◆ **WORK TO COMPLETE**: Render the listing lines starting at the line that contains "y-axis-label: Amostras extraídas" and ending at the line that contains "data-point bbox=[584, 655, 600, 670]" as a Markdown table with the columns Row (a running row number) and Line, leaving out any blank lines.

◆ **EXTRACTED ENTRIES**:
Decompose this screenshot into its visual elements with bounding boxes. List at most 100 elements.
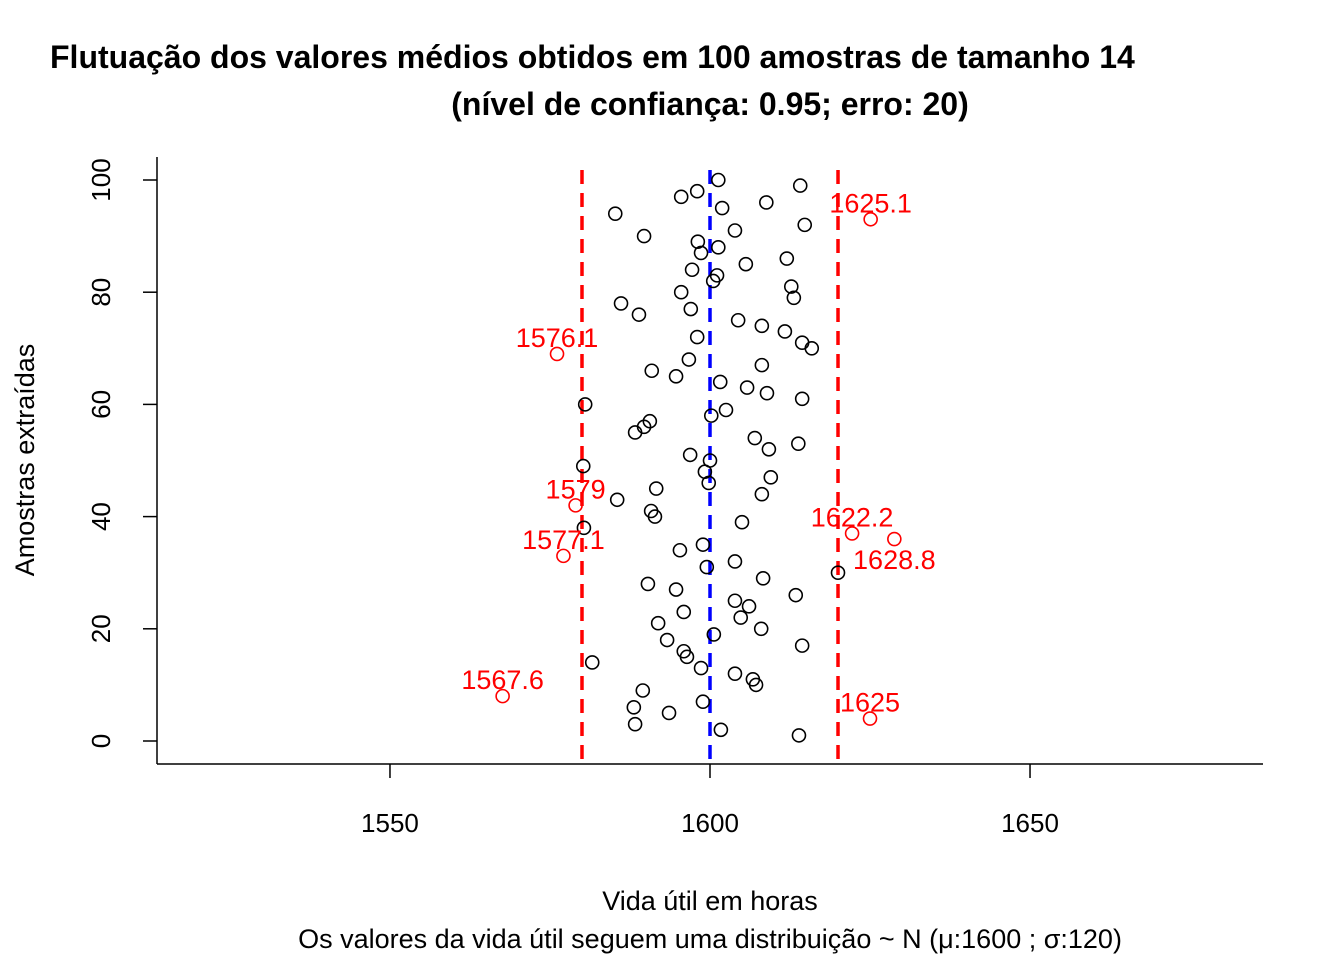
y-axis-label: Amostras extraídas bbox=[10, 344, 40, 577]
data-point bbox=[695, 537, 711, 552]
data-point bbox=[575, 458, 591, 474]
data-point bbox=[788, 587, 804, 603]
data-point bbox=[718, 402, 734, 418]
data-point bbox=[681, 352, 697, 367]
data-point bbox=[584, 655, 600, 670]
data-point bbox=[676, 604, 692, 620]
data-point bbox=[495, 688, 510, 704]
data-point bbox=[783, 279, 799, 294]
data-point bbox=[640, 576, 656, 592]
data-point bbox=[739, 380, 755, 395]
data-point bbox=[714, 200, 730, 216]
point-label: 1625.1 bbox=[829, 188, 912, 218]
data-point bbox=[745, 671, 761, 687]
data-point bbox=[791, 436, 806, 451]
data-point bbox=[668, 582, 684, 597]
data-point bbox=[792, 178, 808, 193]
y-tick-label: 60 bbox=[86, 390, 116, 419]
data-point bbox=[636, 228, 652, 244]
data-point bbox=[627, 716, 643, 732]
data-point bbox=[779, 251, 795, 266]
data-point bbox=[734, 514, 750, 530]
data-point bbox=[741, 599, 757, 614]
chart-title-line-1: Flutuação dos valores médios obtidos em … bbox=[50, 39, 1135, 75]
x-tick-label: 1650 bbox=[1001, 808, 1059, 838]
data-point bbox=[668, 369, 684, 384]
data-point bbox=[626, 700, 642, 715]
data-point bbox=[730, 312, 746, 328]
data-point bbox=[727, 666, 743, 681]
data-point bbox=[711, 172, 726, 188]
data-point bbox=[609, 492, 625, 508]
point-label: 1625 bbox=[840, 688, 900, 718]
y-tick-label: 100 bbox=[86, 158, 116, 201]
data-point bbox=[786, 290, 802, 306]
data-point bbox=[577, 397, 593, 412]
data-point bbox=[791, 728, 807, 743]
data-point bbox=[727, 223, 743, 238]
data-point bbox=[863, 211, 878, 227]
data-point bbox=[661, 705, 677, 721]
chart-title-line-2: (nível de confiança: 0.95; erro: 20) bbox=[451, 86, 969, 122]
data-point bbox=[673, 284, 689, 300]
point-label: 1576.1 bbox=[516, 323, 599, 353]
data-point bbox=[754, 486, 770, 502]
data-point bbox=[755, 571, 771, 586]
point-label: 1567.6 bbox=[461, 665, 544, 695]
data-point bbox=[676, 643, 692, 659]
point-label: 1628.8 bbox=[853, 545, 936, 575]
point-label: 1579 bbox=[546, 474, 606, 504]
data-point bbox=[727, 554, 743, 569]
data-point bbox=[648, 481, 664, 496]
data-point bbox=[754, 318, 770, 334]
data-point bbox=[613, 296, 629, 311]
data-point bbox=[712, 374, 728, 390]
point-label: 1577.1 bbox=[522, 525, 605, 555]
data-point bbox=[738, 256, 754, 272]
data-point bbox=[711, 240, 726, 255]
data-point bbox=[689, 329, 705, 345]
data-point bbox=[763, 470, 779, 485]
data-point bbox=[556, 548, 571, 564]
data-point bbox=[862, 711, 878, 726]
x-tick-label: 1550 bbox=[361, 808, 419, 838]
data-point bbox=[804, 341, 820, 356]
data-point bbox=[830, 565, 846, 580]
data-point bbox=[759, 385, 775, 401]
point-label: 1622.2 bbox=[811, 502, 894, 532]
data-point bbox=[794, 335, 810, 350]
data-point bbox=[693, 245, 709, 261]
data-point bbox=[794, 391, 810, 407]
data-point bbox=[733, 610, 749, 625]
data-point bbox=[635, 683, 651, 698]
data-point bbox=[706, 627, 722, 642]
data-point bbox=[709, 268, 725, 283]
data-point bbox=[844, 526, 860, 541]
data-point bbox=[794, 638, 810, 653]
x-axis-label: Vida útil em horas bbox=[602, 886, 818, 916]
data-point bbox=[682, 447, 698, 463]
data-point bbox=[759, 195, 774, 210]
data-point bbox=[695, 694, 711, 710]
data-point bbox=[631, 307, 647, 322]
data-point bbox=[777, 324, 793, 339]
y-tick-label: 0 bbox=[86, 734, 116, 748]
data-point bbox=[703, 408, 719, 423]
data-point bbox=[672, 542, 688, 558]
data-point bbox=[754, 357, 770, 373]
data-point bbox=[650, 615, 666, 631]
data-point bbox=[644, 363, 660, 379]
y-tick-label: 80 bbox=[86, 278, 116, 307]
data-point bbox=[747, 430, 763, 446]
data-point bbox=[673, 189, 689, 205]
data-point bbox=[576, 520, 592, 536]
data-point bbox=[549, 346, 565, 362]
data-point bbox=[659, 632, 675, 648]
data-point bbox=[727, 593, 743, 609]
data-point bbox=[643, 503, 659, 519]
data-point bbox=[683, 301, 699, 317]
chart-subtitle: Os valores da vida útil seguem uma distr… bbox=[298, 924, 1122, 954]
data-point bbox=[690, 234, 706, 250]
data-point bbox=[642, 413, 658, 429]
y-tick-label: 40 bbox=[86, 502, 116, 531]
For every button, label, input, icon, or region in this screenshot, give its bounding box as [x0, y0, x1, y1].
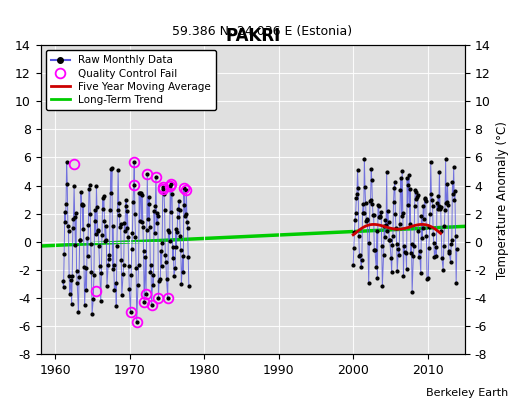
Y-axis label: Temperature Anomaly (°C): Temperature Anomaly (°C) [496, 121, 509, 278]
Title: PAKRI: PAKRI [225, 27, 280, 45]
Legend: Raw Monthly Data, Quality Control Fail, Five Year Moving Average, Long-Term Tren: Raw Monthly Data, Quality Control Fail, … [46, 50, 216, 110]
Text: Berkeley Earth: Berkeley Earth [426, 388, 508, 398]
Text: 59.386 N, 24.036 E (Estonia): 59.386 N, 24.036 E (Estonia) [172, 25, 352, 38]
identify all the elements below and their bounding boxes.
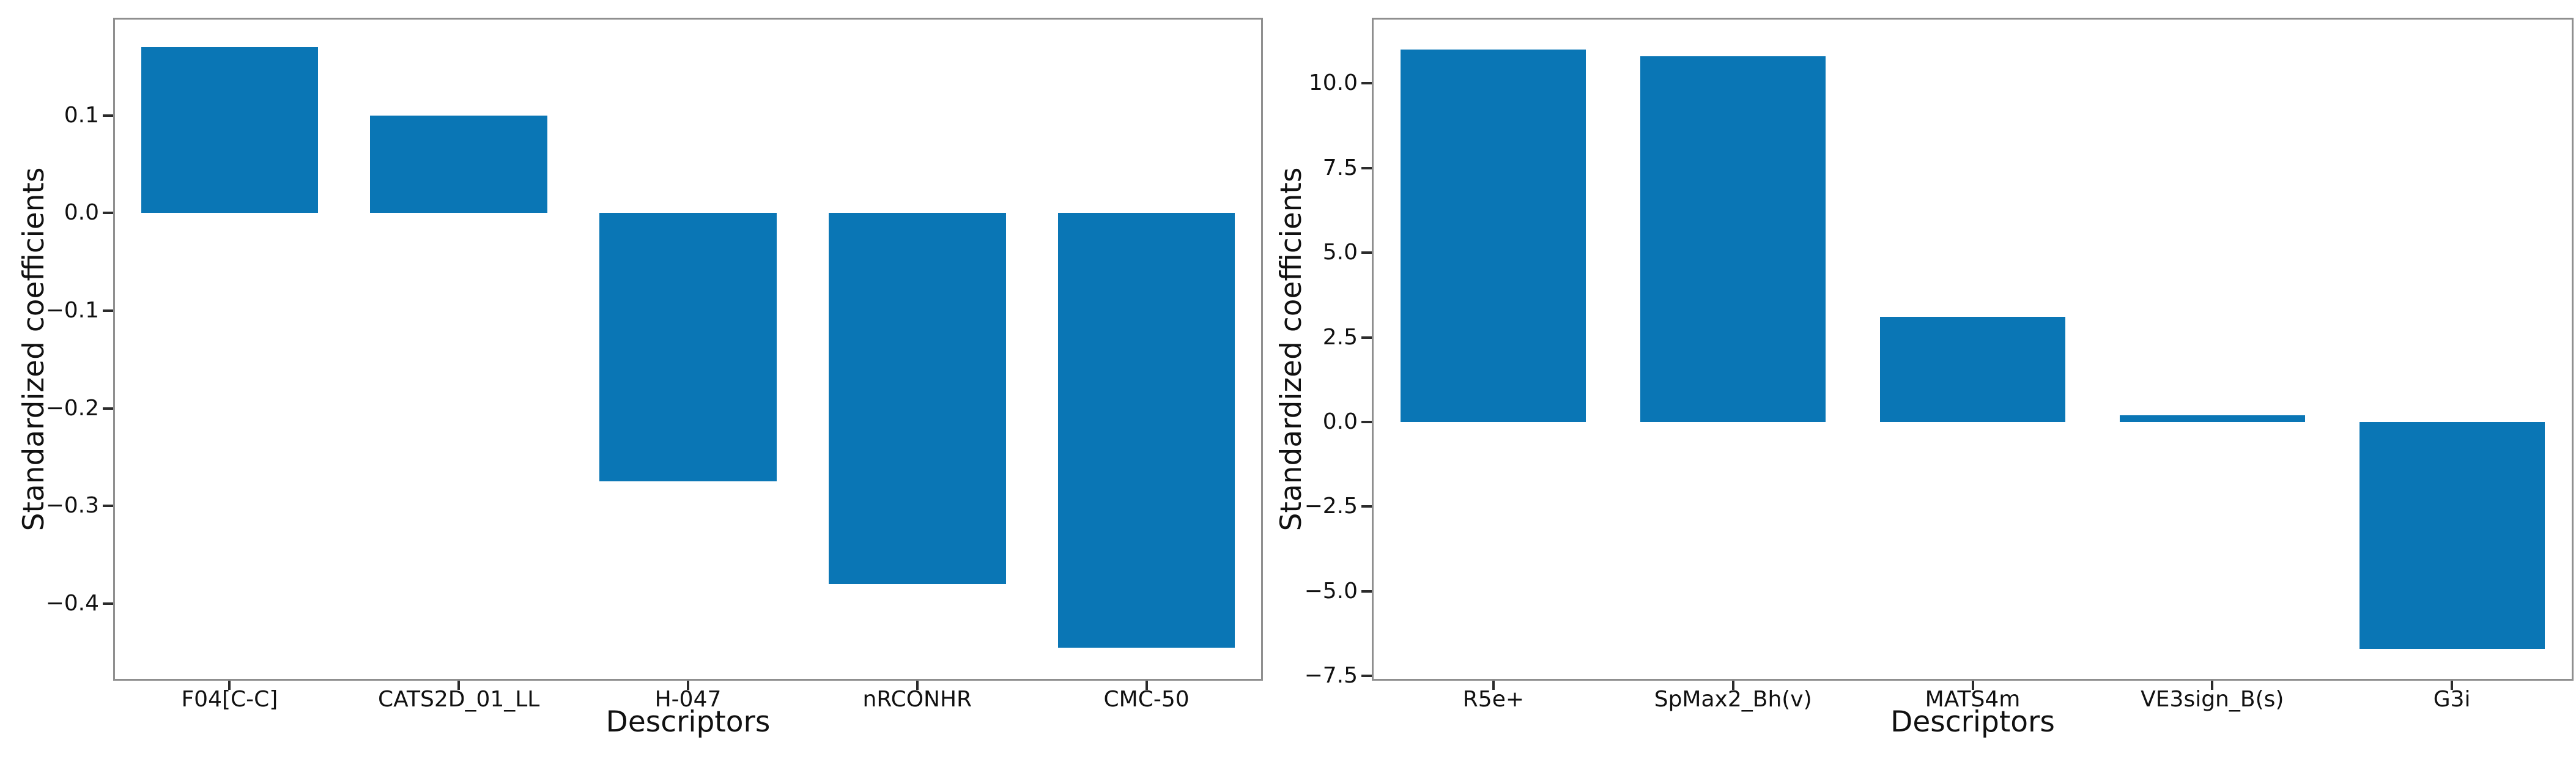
x-tick-label: R5e+ — [1462, 687, 1525, 712]
x-tick-label: F04[C-C] — [181, 687, 278, 712]
x-tick-mark — [1971, 681, 1974, 690]
y-tick-label: −7.5 — [1304, 663, 1358, 689]
x-tick-mark — [1731, 681, 1734, 690]
x-tick-label: CATS2D_01_LL — [378, 687, 540, 712]
x-tick-label: CMC-50 — [1103, 687, 1190, 712]
y-tick-label: 2.5 — [1322, 324, 1358, 350]
y-tick-label: 0.1 — [64, 102, 99, 128]
x-tick-mark — [2211, 681, 2214, 690]
bar-CATS2D_01_LL — [370, 115, 548, 213]
plot-area — [113, 18, 1263, 681]
bar-F04[C-C] — [141, 46, 319, 213]
y-tick-mark — [1361, 505, 1372, 508]
y-tick-mark — [103, 505, 113, 508]
x-tick-mark — [1145, 681, 1148, 690]
x-tick-label: SpMax2_Bh(v) — [1654, 687, 1812, 712]
bar-VE3sign_B(s) — [2119, 415, 2305, 423]
x-tick-label: H-047 — [654, 687, 722, 712]
x-tick-mark — [916, 681, 919, 690]
y-tick-mark — [1361, 590, 1372, 593]
y-tick-label: 5.0 — [1322, 240, 1358, 265]
x-tick-label: MATS4m — [1925, 687, 2021, 712]
y-tick-mark — [1361, 421, 1372, 424]
x-axis-label: Descriptors — [1890, 705, 2055, 739]
y-tick-mark — [103, 309, 113, 312]
bar-G3i — [2359, 422, 2545, 649]
y-tick-label: −0.4 — [45, 591, 99, 616]
y-tick-mark — [1361, 166, 1372, 169]
bar-R5e+ — [1401, 50, 1586, 423]
x-tick-mark — [457, 681, 461, 690]
x-tick-mark — [2451, 681, 2454, 690]
y-tick-mark — [103, 114, 113, 117]
y-tick-label: 0.0 — [64, 200, 99, 226]
y-tick-label: 7.5 — [1322, 155, 1358, 180]
x-tick-mark — [1492, 681, 1495, 690]
x-tick-label: G3i — [2433, 687, 2471, 712]
x-tick-label: VE3sign_B(s) — [2141, 687, 2284, 712]
x-tick-mark — [228, 681, 231, 690]
y-tick-label: −0.1 — [45, 297, 99, 323]
x-axis-label: Descriptors — [605, 705, 771, 739]
x-tick-label: nRCONHR — [862, 687, 972, 712]
bar-SpMax2_Bh(v) — [1640, 56, 1826, 423]
y-tick-mark — [1361, 675, 1372, 678]
bar-nRCONHR — [828, 213, 1006, 585]
x-tick-mark — [687, 681, 689, 690]
y-tick-mark — [1361, 336, 1372, 339]
bar-MATS4m — [1880, 317, 2065, 423]
y-tick-mark — [103, 407, 113, 410]
y-tick-label: −0.3 — [45, 493, 99, 519]
y-tick-mark — [1361, 251, 1372, 254]
bar-H-047 — [599, 213, 777, 482]
y-tick-mark — [103, 602, 113, 605]
plot-area — [1372, 18, 2574, 681]
y-tick-label: −0.2 — [45, 395, 99, 421]
y-tick-label: 0.0 — [1322, 409, 1358, 435]
bar-CMC-50 — [1057, 213, 1235, 648]
y-tick-label: 10.0 — [1308, 70, 1358, 96]
y-tick-label: −5.0 — [1304, 578, 1358, 604]
y-tick-mark — [103, 212, 113, 215]
y-tick-mark — [1361, 82, 1372, 85]
y-tick-label: −2.5 — [1304, 494, 1358, 519]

◆ **IN RESPONSE**:
| Row | Line |
|---|---|
| 1 | y-axis-label: Amostras extraídas bbox=[10, 344, 40, 577] |
| 2 | data-point bbox=[695, 537, 711, 552] |
| 3 | data-point bbox=[575, 458, 591, 474] |
| 4 | data-point bbox=[788, 587, 804, 603] |
| 5 | data-point bbox=[718, 402, 734, 418] |
| 6 | data-point bbox=[681, 352, 697, 367] |
| 7 | data-point bbox=[584, 655, 600, 670] |